+++ Task input +++
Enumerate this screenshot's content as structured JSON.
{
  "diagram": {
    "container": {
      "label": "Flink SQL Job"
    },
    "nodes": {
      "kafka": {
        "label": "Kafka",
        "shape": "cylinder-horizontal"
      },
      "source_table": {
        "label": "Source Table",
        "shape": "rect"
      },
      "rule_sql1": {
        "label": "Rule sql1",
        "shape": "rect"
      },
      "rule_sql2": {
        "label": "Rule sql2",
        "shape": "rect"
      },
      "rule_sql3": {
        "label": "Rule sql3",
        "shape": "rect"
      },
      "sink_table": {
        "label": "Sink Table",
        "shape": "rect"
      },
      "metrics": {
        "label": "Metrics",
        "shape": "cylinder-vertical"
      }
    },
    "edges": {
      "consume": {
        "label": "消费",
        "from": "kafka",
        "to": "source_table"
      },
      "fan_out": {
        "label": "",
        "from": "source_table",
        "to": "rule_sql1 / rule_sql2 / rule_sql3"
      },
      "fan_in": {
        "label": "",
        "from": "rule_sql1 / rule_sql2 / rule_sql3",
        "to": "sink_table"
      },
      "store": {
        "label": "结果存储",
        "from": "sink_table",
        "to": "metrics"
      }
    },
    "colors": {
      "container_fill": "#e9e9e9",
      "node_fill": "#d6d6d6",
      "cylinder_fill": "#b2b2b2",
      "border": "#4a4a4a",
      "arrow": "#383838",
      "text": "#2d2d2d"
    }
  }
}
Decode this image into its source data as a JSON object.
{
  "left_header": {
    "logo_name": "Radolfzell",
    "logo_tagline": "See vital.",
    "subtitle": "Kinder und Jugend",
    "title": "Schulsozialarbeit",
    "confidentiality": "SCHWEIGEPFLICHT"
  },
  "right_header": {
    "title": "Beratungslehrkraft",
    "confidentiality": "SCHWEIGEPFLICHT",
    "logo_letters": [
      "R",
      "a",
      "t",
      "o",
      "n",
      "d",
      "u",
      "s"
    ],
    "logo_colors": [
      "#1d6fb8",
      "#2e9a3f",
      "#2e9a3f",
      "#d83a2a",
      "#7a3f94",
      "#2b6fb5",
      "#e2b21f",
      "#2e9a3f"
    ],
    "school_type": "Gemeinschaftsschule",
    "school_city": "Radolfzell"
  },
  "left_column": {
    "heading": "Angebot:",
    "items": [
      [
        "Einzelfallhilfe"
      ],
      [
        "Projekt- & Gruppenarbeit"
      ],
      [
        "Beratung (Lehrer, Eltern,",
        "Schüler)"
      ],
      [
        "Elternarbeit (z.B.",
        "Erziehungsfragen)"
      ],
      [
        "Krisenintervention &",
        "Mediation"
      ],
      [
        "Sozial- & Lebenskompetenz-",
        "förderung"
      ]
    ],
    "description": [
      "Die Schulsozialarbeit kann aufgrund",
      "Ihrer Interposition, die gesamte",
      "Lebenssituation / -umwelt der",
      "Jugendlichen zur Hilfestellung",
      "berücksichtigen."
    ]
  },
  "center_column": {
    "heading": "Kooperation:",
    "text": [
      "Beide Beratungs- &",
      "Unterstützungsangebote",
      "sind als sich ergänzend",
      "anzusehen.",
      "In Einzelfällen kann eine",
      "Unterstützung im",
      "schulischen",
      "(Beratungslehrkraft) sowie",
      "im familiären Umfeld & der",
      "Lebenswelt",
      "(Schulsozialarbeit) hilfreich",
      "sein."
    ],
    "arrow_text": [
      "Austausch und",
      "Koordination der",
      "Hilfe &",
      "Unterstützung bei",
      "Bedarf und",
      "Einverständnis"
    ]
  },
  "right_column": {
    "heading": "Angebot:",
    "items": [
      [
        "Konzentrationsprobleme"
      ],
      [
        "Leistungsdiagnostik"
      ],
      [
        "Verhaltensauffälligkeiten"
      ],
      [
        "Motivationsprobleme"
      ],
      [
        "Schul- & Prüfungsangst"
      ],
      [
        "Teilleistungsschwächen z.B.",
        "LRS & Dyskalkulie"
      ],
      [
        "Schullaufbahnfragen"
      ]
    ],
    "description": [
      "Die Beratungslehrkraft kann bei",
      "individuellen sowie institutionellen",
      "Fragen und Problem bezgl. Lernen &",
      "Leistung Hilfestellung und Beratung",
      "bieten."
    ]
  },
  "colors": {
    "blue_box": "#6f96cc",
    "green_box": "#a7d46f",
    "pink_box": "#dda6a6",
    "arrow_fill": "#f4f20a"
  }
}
+++
+++ Task input +++
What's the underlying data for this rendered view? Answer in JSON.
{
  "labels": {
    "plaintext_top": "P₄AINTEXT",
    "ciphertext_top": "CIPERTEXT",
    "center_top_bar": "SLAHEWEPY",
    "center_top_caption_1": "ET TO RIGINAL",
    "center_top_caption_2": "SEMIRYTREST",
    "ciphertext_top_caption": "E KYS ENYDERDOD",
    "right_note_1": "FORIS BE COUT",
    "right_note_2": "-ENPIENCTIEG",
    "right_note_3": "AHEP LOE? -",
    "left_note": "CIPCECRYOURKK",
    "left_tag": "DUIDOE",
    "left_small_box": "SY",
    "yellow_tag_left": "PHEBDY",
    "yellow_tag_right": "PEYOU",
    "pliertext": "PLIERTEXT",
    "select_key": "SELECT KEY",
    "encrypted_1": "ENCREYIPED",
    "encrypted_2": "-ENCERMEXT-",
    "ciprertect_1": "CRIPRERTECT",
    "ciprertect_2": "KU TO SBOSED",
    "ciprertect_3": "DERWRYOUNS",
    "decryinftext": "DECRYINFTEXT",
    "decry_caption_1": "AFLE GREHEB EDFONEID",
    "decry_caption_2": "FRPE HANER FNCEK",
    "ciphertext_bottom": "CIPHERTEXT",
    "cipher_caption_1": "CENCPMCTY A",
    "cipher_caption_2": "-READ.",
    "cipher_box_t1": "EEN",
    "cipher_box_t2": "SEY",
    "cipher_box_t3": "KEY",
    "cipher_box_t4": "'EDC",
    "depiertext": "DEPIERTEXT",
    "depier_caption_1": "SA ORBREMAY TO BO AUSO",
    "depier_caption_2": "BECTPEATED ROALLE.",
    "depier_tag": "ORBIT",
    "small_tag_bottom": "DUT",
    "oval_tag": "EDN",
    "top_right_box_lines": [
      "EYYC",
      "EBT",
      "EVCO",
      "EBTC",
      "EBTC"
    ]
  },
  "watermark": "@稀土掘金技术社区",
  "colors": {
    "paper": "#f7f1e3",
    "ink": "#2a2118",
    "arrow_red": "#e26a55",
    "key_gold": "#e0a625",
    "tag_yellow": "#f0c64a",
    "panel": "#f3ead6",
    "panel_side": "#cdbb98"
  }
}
+++
Of all the lines above, how many contain the word "data"? Give the number and nothing else.

§ Reply: 2